▶ _The exercise_
Tally the lines containing the word "next" and give the total alone.

▶ _Dataset content_
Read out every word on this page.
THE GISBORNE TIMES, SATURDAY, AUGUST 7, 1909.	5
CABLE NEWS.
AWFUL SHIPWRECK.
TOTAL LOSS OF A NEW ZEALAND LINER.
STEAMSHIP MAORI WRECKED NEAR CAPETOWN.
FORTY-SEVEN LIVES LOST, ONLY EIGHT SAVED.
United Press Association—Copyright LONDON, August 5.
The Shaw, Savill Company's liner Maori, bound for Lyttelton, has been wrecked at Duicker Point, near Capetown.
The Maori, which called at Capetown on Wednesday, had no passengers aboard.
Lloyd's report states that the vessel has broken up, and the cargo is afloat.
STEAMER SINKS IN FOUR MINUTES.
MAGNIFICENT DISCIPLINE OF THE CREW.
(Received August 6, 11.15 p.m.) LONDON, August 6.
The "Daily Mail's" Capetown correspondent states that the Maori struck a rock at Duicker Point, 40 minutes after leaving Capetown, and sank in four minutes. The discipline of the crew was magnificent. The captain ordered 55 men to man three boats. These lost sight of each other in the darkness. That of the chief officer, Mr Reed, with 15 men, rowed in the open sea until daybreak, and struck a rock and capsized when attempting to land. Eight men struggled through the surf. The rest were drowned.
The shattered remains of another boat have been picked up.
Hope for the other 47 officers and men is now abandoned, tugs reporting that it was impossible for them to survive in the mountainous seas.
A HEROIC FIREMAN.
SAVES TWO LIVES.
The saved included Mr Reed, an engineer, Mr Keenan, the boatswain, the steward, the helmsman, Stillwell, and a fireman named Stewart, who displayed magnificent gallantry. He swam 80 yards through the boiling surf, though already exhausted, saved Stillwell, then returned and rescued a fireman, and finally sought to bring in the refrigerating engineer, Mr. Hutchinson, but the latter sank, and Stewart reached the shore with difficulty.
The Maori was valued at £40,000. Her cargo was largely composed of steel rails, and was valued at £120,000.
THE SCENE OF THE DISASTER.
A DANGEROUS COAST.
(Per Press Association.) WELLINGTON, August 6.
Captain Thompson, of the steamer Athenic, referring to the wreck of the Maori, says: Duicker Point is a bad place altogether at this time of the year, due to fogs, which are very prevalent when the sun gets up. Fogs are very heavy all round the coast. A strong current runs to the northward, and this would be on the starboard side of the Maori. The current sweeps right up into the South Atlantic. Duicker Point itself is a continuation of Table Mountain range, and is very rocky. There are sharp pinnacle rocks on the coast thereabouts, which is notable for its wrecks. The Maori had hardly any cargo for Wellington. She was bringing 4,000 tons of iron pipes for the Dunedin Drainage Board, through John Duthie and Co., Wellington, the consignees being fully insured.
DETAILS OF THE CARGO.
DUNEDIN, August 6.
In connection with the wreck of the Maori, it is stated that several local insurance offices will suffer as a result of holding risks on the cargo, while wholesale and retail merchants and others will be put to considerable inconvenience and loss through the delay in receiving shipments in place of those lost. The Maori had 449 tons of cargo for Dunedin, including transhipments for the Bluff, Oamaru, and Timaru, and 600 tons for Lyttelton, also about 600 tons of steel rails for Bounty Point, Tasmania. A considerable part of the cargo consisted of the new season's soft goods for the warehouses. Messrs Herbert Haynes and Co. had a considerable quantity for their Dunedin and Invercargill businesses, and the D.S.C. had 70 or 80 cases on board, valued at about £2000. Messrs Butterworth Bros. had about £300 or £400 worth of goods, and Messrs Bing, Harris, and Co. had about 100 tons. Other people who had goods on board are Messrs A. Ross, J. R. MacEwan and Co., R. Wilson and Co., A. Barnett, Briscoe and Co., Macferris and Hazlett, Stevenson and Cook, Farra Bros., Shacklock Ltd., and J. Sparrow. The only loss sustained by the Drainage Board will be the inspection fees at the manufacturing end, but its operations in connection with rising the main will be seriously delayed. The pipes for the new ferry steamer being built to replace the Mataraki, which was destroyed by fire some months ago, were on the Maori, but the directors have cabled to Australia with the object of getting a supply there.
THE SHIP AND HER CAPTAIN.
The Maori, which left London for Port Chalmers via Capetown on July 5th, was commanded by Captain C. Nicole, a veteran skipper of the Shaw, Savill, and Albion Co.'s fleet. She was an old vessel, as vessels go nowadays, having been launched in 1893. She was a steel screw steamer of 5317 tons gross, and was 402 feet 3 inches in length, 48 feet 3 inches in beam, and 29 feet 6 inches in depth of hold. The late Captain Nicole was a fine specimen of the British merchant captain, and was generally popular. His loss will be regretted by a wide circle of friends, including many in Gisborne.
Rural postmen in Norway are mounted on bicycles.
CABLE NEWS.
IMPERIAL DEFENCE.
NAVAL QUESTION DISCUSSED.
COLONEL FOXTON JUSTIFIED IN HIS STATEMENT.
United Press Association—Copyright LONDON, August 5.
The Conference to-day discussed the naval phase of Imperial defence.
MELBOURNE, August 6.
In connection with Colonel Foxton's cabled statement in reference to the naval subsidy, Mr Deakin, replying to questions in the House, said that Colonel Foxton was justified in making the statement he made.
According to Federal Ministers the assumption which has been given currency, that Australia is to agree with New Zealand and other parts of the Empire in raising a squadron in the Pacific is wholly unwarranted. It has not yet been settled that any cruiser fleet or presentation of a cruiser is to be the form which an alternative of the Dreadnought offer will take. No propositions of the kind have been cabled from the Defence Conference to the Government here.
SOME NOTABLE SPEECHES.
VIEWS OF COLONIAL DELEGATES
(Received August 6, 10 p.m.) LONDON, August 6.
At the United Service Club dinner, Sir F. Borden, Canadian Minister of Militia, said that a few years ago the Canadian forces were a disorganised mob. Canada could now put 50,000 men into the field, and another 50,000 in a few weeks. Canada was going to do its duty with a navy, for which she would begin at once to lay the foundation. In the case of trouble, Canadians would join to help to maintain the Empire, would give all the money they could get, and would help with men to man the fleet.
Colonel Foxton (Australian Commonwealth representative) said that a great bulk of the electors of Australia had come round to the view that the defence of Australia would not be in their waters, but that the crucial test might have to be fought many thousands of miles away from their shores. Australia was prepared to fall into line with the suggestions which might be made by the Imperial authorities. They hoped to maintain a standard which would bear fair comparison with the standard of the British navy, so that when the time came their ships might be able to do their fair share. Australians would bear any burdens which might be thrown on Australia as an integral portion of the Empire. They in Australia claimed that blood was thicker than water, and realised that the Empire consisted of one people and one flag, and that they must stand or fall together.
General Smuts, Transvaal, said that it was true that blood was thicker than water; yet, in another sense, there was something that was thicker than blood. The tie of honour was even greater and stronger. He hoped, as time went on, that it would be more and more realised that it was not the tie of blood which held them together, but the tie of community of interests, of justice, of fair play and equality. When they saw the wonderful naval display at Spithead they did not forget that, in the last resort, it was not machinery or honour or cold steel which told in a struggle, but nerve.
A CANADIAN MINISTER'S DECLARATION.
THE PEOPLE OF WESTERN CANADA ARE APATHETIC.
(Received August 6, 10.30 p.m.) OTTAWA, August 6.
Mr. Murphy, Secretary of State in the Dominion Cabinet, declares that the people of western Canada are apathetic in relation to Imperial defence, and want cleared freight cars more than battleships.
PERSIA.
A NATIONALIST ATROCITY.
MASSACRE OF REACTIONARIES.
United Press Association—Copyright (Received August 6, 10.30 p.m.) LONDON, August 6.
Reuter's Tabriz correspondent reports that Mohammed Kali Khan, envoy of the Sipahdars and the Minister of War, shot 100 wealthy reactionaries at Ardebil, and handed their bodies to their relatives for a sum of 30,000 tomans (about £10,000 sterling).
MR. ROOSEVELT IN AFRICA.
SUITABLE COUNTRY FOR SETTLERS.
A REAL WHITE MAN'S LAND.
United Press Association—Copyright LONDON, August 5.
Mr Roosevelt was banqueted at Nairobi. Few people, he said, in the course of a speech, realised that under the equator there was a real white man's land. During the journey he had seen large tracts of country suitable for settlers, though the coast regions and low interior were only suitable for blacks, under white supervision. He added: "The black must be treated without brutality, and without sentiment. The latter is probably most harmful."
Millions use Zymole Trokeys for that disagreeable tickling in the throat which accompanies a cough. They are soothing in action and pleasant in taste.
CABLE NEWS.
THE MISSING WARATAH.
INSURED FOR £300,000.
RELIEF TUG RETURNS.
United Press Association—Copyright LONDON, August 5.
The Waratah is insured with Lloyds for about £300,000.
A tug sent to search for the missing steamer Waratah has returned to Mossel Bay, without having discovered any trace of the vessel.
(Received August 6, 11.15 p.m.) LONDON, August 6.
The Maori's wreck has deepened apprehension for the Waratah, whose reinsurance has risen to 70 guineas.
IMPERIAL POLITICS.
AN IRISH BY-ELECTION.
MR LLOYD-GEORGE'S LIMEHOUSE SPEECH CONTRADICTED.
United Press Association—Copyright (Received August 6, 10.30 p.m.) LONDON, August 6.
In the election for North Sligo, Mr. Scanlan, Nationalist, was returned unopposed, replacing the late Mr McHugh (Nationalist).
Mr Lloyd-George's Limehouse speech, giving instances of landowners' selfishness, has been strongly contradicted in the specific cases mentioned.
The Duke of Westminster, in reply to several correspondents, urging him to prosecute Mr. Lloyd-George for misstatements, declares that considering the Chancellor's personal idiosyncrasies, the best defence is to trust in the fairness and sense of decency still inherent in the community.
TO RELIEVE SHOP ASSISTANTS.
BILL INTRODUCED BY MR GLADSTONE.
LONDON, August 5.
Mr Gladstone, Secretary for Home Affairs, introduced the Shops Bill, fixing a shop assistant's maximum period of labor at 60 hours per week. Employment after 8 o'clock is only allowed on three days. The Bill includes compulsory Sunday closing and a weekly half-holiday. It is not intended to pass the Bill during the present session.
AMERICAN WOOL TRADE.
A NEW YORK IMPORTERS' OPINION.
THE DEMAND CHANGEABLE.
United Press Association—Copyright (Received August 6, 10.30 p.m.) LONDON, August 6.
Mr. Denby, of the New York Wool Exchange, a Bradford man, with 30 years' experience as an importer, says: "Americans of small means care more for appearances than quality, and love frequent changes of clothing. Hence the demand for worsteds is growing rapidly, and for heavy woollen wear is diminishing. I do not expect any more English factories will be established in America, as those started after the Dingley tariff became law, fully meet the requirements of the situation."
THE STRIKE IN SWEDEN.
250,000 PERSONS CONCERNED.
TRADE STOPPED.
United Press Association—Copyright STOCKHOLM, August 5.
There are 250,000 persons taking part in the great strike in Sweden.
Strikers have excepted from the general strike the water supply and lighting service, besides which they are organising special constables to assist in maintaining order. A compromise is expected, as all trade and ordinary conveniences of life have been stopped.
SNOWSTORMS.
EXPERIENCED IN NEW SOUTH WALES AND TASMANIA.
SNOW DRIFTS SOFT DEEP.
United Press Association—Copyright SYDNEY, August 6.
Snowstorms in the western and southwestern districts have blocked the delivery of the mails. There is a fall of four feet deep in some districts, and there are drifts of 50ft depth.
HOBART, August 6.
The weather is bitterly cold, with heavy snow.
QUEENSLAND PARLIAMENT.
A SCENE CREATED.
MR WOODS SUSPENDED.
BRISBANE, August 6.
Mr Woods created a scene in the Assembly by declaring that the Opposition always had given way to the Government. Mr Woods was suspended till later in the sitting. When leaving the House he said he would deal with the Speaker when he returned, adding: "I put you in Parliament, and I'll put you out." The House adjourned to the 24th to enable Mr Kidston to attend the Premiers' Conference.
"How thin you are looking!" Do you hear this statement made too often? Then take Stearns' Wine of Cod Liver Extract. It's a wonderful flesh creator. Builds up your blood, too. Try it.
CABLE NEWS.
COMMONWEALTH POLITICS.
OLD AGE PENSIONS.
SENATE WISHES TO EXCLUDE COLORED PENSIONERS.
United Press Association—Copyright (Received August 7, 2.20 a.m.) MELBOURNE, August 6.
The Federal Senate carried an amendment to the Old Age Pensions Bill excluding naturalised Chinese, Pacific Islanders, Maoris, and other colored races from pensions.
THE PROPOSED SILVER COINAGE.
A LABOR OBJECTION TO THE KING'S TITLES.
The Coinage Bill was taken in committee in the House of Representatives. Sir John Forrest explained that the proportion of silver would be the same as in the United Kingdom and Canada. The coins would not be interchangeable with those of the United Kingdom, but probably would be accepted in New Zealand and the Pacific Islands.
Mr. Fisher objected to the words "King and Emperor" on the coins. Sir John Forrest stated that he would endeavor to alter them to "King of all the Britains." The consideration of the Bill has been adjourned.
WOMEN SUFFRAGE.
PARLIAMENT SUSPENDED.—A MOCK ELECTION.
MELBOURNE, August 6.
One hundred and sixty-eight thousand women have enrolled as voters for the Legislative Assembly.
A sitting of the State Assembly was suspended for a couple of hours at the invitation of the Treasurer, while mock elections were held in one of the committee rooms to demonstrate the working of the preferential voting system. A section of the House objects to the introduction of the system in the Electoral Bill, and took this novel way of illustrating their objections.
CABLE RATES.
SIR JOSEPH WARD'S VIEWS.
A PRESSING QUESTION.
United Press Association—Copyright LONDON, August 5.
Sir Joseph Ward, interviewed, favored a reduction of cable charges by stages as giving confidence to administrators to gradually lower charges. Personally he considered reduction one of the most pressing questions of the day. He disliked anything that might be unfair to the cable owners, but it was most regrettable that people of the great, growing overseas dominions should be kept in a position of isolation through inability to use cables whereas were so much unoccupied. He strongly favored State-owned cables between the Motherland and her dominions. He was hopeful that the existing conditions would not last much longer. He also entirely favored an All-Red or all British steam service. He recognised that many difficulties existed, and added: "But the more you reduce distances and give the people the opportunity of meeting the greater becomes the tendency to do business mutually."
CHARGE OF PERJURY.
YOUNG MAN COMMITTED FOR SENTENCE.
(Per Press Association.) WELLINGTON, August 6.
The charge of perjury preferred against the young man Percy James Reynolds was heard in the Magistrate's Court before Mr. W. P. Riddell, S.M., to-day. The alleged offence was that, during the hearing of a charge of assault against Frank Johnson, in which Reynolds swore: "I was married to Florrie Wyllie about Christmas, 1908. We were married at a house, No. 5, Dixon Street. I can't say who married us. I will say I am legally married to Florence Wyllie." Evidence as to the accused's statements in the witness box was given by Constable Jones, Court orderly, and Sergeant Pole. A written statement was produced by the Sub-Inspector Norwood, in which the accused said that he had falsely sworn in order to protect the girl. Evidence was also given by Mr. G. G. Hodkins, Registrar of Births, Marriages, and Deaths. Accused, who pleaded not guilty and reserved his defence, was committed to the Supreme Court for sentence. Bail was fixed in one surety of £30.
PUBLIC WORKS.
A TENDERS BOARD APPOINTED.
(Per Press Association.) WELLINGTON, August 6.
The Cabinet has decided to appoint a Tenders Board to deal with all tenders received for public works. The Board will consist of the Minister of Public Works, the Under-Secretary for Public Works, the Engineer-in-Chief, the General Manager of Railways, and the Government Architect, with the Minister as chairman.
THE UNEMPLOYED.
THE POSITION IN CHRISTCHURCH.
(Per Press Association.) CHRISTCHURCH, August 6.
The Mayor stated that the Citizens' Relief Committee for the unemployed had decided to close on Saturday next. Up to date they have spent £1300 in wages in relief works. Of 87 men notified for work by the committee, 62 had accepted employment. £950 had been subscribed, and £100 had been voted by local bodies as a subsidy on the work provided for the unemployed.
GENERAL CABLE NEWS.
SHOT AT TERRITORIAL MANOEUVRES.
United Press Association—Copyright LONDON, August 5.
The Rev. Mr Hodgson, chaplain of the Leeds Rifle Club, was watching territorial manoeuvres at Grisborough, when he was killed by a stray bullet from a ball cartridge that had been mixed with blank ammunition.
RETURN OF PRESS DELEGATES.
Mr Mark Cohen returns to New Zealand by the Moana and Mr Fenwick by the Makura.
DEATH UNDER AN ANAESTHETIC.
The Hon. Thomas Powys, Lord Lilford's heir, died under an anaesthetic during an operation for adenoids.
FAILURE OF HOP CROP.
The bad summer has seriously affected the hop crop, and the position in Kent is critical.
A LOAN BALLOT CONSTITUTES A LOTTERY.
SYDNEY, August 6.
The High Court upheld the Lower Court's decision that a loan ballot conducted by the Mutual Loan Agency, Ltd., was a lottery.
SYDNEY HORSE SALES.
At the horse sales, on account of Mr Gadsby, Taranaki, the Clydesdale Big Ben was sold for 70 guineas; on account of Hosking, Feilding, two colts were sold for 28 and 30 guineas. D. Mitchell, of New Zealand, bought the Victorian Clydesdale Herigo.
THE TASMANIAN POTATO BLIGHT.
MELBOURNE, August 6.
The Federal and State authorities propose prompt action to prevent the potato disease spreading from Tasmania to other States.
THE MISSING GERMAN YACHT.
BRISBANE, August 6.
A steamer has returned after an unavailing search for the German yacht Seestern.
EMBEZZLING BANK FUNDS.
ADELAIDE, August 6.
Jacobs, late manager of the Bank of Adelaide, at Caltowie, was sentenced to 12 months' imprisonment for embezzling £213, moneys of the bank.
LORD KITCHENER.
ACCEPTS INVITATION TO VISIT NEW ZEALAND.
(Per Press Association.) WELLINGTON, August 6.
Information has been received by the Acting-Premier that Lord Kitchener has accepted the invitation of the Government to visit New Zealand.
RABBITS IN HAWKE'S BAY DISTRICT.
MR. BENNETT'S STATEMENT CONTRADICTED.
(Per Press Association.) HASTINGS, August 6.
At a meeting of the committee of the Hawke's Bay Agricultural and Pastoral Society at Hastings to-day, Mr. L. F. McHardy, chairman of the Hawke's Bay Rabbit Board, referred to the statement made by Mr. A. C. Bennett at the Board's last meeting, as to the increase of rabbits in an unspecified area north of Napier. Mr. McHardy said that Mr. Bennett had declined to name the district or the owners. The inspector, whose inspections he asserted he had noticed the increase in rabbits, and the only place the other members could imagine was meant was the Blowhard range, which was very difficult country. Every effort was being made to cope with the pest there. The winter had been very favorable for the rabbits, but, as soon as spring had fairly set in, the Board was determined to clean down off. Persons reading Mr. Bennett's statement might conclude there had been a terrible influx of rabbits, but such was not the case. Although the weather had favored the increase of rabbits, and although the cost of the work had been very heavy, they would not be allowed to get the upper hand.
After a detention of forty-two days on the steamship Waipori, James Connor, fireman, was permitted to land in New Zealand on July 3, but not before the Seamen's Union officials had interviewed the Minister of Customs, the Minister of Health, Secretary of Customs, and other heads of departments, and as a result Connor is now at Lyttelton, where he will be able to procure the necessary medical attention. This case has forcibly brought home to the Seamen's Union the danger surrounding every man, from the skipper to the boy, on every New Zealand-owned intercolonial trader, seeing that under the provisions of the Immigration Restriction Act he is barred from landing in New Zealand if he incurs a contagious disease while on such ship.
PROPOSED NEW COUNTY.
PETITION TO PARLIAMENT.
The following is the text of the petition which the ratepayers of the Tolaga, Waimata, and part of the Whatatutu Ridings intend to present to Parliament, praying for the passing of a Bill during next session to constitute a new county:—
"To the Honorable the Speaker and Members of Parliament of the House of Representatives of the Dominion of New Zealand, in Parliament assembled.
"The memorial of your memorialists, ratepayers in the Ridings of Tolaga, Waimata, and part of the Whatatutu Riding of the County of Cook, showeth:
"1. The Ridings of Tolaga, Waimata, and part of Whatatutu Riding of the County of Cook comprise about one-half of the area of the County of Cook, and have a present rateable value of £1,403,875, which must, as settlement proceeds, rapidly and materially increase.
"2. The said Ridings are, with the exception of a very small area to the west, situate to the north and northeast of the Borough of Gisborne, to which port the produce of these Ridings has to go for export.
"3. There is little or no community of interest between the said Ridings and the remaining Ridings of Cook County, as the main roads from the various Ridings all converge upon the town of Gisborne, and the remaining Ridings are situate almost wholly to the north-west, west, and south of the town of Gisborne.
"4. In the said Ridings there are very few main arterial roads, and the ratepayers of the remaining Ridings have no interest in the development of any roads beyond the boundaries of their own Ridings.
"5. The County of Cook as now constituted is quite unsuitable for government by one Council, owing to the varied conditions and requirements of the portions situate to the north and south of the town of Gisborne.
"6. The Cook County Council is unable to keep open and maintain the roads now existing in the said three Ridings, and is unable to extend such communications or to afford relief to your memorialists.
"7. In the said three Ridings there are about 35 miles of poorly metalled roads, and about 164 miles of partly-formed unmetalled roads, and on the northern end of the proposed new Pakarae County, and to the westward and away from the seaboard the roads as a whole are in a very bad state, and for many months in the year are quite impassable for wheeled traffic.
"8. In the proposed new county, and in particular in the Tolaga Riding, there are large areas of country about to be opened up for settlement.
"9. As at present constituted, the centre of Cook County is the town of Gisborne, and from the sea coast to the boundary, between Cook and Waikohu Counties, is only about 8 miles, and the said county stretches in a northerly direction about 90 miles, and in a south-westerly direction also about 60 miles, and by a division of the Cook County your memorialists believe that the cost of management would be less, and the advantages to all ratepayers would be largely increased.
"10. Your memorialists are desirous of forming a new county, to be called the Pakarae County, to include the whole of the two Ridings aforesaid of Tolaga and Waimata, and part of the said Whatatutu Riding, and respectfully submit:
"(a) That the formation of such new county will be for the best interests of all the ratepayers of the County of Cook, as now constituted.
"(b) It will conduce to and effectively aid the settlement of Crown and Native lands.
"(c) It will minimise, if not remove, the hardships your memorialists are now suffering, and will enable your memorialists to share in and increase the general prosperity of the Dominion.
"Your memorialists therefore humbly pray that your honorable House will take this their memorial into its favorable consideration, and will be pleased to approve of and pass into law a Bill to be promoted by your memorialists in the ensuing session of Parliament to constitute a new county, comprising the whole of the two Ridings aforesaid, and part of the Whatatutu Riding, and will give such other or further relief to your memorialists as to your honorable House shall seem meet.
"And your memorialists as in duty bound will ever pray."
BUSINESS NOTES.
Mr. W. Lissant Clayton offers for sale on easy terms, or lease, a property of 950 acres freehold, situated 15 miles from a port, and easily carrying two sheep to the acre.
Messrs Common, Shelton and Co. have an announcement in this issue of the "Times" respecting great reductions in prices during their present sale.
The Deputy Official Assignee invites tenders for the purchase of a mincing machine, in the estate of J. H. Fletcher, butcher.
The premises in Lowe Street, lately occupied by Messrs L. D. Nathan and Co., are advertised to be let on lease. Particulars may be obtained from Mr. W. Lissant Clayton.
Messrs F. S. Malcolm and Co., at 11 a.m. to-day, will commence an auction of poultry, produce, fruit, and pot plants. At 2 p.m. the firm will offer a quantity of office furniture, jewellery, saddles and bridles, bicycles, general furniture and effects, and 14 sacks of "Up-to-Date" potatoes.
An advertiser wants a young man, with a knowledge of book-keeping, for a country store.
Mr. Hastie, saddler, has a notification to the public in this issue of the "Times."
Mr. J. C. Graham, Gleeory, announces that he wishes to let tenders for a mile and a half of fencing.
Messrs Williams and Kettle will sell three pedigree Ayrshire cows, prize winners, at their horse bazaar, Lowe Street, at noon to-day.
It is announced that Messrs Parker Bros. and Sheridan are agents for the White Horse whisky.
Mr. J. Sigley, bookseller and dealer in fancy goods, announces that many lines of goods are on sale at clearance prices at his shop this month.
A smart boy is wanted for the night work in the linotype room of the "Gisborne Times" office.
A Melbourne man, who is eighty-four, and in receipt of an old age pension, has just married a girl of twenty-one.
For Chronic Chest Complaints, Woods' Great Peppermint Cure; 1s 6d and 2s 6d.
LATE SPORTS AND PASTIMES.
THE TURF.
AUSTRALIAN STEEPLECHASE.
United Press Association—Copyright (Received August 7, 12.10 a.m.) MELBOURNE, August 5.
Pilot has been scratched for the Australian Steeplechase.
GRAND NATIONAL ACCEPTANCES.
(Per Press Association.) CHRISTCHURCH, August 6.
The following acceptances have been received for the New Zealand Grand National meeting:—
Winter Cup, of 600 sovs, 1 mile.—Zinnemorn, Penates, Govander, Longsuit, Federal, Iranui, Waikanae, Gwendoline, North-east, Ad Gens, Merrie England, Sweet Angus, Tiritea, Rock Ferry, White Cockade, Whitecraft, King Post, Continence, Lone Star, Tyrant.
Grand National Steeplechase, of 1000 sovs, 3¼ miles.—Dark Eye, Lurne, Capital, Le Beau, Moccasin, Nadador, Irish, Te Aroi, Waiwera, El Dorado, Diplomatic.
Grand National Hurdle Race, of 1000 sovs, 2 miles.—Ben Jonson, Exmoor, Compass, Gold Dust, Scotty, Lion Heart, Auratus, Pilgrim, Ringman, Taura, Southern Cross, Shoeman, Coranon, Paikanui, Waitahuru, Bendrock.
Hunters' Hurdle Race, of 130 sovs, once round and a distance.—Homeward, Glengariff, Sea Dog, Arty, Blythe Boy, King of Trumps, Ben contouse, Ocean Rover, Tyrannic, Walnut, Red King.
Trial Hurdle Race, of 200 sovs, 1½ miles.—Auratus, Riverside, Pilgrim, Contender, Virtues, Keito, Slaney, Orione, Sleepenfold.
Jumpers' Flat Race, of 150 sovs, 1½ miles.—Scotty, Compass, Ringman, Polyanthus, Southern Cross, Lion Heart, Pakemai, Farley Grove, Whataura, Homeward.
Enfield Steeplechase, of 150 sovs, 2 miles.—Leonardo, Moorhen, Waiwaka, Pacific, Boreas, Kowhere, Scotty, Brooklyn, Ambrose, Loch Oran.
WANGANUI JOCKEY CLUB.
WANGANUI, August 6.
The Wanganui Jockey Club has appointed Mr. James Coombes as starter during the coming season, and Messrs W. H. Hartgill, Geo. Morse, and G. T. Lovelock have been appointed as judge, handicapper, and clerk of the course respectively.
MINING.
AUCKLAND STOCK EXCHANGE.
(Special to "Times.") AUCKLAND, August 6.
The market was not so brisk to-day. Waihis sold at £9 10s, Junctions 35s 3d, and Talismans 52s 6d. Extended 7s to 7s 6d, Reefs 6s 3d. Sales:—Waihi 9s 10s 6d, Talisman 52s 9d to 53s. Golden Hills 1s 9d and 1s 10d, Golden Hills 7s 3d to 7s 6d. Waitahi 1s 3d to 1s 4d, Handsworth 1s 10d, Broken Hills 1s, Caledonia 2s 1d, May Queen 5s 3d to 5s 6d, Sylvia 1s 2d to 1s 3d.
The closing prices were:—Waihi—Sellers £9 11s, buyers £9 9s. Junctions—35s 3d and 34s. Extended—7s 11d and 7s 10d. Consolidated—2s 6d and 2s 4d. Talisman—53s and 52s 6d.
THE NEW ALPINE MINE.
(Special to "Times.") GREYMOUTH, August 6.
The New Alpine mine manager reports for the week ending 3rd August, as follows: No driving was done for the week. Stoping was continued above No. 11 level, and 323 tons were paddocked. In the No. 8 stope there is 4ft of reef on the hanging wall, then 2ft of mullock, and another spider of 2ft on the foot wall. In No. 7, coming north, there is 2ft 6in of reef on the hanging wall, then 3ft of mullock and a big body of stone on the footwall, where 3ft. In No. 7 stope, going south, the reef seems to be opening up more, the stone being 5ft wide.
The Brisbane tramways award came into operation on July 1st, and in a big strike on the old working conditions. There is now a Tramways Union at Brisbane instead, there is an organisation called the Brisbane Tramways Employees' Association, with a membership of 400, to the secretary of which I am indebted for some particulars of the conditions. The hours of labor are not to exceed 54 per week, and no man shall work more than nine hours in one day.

▶ _Full output_
2